* START RECORDED INFORMATION *
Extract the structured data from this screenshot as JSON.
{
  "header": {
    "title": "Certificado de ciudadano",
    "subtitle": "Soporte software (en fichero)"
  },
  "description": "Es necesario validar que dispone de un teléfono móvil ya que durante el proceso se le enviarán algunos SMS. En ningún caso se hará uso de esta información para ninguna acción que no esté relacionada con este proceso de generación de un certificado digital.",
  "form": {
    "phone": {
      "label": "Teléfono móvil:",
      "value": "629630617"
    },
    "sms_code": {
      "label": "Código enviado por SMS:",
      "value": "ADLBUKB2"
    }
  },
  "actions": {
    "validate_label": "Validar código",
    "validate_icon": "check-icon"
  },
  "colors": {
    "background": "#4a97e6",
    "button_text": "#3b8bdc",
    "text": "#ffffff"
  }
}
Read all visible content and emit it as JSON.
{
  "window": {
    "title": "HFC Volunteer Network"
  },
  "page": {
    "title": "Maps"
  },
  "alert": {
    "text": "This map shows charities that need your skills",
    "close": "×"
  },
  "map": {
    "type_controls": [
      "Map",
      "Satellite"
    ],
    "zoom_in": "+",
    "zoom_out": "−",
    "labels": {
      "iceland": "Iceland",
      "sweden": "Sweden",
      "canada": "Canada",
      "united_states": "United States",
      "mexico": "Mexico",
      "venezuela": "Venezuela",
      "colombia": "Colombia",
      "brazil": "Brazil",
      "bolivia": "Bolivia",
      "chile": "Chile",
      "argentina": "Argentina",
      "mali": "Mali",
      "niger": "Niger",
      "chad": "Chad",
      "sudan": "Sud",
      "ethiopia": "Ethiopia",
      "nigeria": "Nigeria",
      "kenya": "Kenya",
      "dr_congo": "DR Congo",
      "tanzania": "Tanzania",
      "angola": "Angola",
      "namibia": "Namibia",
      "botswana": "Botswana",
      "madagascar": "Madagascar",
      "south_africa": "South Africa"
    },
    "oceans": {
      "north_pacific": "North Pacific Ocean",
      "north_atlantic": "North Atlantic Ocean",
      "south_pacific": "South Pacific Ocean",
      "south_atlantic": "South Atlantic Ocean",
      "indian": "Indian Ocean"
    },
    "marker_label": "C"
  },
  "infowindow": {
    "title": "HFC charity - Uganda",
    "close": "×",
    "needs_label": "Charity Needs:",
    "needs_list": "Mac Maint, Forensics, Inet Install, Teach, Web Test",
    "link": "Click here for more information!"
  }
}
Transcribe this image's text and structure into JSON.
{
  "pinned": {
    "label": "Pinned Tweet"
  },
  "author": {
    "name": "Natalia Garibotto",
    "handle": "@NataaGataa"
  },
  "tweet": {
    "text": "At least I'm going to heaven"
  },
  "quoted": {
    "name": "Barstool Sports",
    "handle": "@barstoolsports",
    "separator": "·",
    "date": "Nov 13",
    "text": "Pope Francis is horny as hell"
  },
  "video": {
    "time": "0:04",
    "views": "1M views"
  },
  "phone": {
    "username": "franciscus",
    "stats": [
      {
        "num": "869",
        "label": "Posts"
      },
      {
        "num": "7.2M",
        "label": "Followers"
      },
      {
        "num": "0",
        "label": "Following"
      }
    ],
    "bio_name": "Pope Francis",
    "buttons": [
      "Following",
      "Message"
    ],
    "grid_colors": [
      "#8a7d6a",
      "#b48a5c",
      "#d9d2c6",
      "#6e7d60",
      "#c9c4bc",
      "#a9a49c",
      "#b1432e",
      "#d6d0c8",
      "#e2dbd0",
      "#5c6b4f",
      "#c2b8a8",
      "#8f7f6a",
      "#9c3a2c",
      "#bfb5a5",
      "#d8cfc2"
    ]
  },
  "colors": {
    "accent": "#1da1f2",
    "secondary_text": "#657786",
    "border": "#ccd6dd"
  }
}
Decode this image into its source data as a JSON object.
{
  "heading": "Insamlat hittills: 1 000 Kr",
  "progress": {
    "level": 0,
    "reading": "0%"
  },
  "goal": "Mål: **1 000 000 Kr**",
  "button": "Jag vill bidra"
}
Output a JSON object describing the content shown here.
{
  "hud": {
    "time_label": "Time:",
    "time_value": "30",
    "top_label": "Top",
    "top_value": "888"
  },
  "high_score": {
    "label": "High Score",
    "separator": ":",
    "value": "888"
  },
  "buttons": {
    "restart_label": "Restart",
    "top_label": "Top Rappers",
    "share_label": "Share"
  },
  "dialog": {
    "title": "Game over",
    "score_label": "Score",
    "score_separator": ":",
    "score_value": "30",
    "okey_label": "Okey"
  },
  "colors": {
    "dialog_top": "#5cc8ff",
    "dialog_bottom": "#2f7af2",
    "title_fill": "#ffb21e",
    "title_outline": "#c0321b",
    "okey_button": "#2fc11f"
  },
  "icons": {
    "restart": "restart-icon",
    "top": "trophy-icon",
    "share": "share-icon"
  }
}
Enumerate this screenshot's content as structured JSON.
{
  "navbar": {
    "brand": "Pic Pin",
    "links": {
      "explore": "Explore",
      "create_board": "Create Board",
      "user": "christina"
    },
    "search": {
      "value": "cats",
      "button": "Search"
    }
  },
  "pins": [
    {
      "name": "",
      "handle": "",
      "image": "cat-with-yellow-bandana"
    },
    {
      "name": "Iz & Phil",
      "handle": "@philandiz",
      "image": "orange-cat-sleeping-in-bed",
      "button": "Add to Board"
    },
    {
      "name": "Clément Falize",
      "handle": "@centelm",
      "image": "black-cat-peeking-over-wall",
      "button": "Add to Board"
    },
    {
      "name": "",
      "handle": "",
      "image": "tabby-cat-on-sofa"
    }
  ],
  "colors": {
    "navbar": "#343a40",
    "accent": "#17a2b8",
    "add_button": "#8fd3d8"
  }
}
* END RECORDED INFORMATION *
Return the whole listing exactly, with every line included.

Extract the structured data from this screenshot as JSON.
{
  "header": {
    "title": "Certificado de ciudadano",
    "subtitle": "Soporte software (en fichero)"
  },
  "description": "Es necesario validar que dispone de un teléfono móvil ya que durante el proceso se le enviarán algunos SMS. En ningún caso se hará uso de esta información para ninguna acción que no esté relacionada con este proceso de generación de un certificado digital.",
  "form": {
    "phone": {
      "label": "Teléfono móvil:",
      "value": "629630617"
    },
    "sms_code": {
      "label": "Código enviado por SMS:",
      "value": "ADLBUKB2"
    }
  },
  "actions": {
    "validate_label": "Validar código",
    "validate_icon": "check-icon"
  },
  "colors": {
    "background": "#4a97e6",
    "button_text": "#3b8bdc",
    "text": "#ffffff"
  }
}
Read all visible content and emit it as JSON.
{
  "window": {
    "title": "HFC Volunteer Network"
  },
  "page": {
    "title": "Maps"
  },
  "alert": {
    "text": "This map shows charities that need your skills",
    "close": "×"
  },
  "map": {
    "type_controls": [
      "Map",
      "Satellite"
    ],
    "zoom_in": "+",
    "zoom_out": "−",
    "labels": {
      "iceland": "Iceland",
      "sweden": "Sweden",
      "canada": "Canada",
      "united_states": "United States",
      "mexico": "Mexico",
      "venezuela": "Venezuela",
      "colombia": "Colombia",
      "brazil": "Brazil",
      "bolivia": "Bolivia",
      "chile": "Chile",
      "argentina": "Argentina",
      "mali": "Mali",
      "niger": "Niger",
      "chad": "Chad",
      "sudan": "Sud",
      "ethiopia": "Ethiopia",
      "nigeria": "Nigeria",
      "kenya": "Kenya",
      "dr_congo": "DR Congo",
      "tanzania": "Tanzania",
      "angola": "Angola",
      "namibia": "Namibia",
      "botswana": "Botswana",
      "madagascar": "Madagascar",
      "south_africa": "South Africa"
    },
    "oceans": {
      "north_pacific": "North Pacific Ocean",
      "north_atlantic": "North Atlantic Ocean",
      "south_pacific": "South Pacific Ocean",
      "south_atlantic": "South Atlantic Ocean",
      "indian": "Indian Ocean"
    },
    "marker_label": "C"
  },
  "infowindow": {
    "title": "HFC charity - Uganda",
    "close": "×",
    "needs_label": "Charity Needs:",
    "needs_list": "Mac Maint, Forensics, Inet Install, Teach, Web Test",
    "link": "Click here for more information!"
  }
}
Transcribe this image's text and structure into JSON.
{
  "pinned": {
    "label": "Pinned Tweet"
  },
  "author": {
    "name": "Natalia Garibotto",
    "handle": "@NataaGataa"
  },
  "tweet": {
    "text": "At least I'm going to heaven"
  },
  "quoted": {
    "name": "Barstool Sports",
    "handle": "@barstoolsports",
    "separator": "·",
    "date": "Nov 13",
    "text": "Pope Francis is horny as hell"
  },
  "video": {
    "time": "0:04",
    "views": "1M views"
  },
  "phone": {
    "username": "franciscus",
    "stats": [
      {
        "num": "869",
        "label": "Posts"
      },
      {
        "num": "7.2M",
        "label": "Followers"
      },
      {
        "num": "0",
        "label": "Following"
      }
    ],
    "bio_name": "Pope Francis",
    "buttons": [
      "Following",
      "Message"
    ],
    "grid_colors": [
      "#8a7d6a",
      "#b48a5c",
      "#d9d2c6",
      "#6e7d60",
      "#c9c4bc",
      "#a9a49c",
      "#b1432e",
      "#d6d0c8",
      "#e2dbd0",
      "#5c6b4f",
      "#c2b8a8",
      "#8f7f6a",
      "#9c3a2c",
      "#bfb5a5",
      "#d8cfc2"
    ]
  },
  "colors": {
    "accent": "#1da1f2",
    "secondary_text": "#657786",
    "border": "#ccd6dd"
  }
}
Decode this image into its source data as a JSON object.
{
  "heading": "Insamlat hittills: 1 000 Kr",
  "progress": {
    "level": 0,
    "reading": "0%"
  },
  "goal": "Mål: **1 000 000 Kr**",
  "button": "Jag vill bidra"
}
Output a JSON object describing the content shown here.
{
  "hud": {
    "time_label": "Time:",
    "time_value": "30",
    "top_label": "Top",
    "top_value": "888"
  },
  "high_score": {
    "label": "High Score",
    "separator": ":",
    "value": "888"
  },
  "buttons": {
    "restart_label": "Restart",
    "top_label": "Top Rappers",
    "share_label": "Share"
  },
  "dialog": {
    "title": "Game over",
    "score_label": "Score",
    "score_separator": ":",
    "score_value": "30",
    "okey_label": "Okey"
  },
  "colors": {
    "dialog_top": "#5cc8ff",
    "dialog_bottom": "#2f7af2",
    "title_fill": "#ffb21e",
    "title_outline": "#c0321b",
    "okey_button": "#2fc11f"
  },
  "icons": {
    "restart": "restart-icon",
    "top": "trophy-icon",
    "share": "share-icon"
  }
}
Enumerate this screenshot's content as structured JSON.
{
  "navbar": {
    "brand": "Pic Pin",
    "links": {
      "explore": "Explore",
      "create_board": "Create Board",
      "user": "christina"
    },
    "search": {
      "value": "cats",
      "button": "Search"
    }
  },
  "pins": [
    {
      "name": "",
      "handle": "",
      "image": "cat-with-yellow-bandana"
    },
    {
      "name": "Iz & Phil",
      "handle": "@philandiz",
      "image": "orange-cat-sleeping-in-bed",
      "button": "Add to Board"
    },
    {
      "name": "Clément Falize",
      "handle": "@centelm",
      "image": "black-cat-peeking-over-wall",
      "button": "Add to Board"
    },
    {
      "name": "",
      "handle": "",
      "image": "tabby-cat-on-sofa"
    }
  ],
  "colors": {
    "navbar": "#343a40",
    "accent": "#17a2b8",
    "add_button": "#8fd3d8"
  }
}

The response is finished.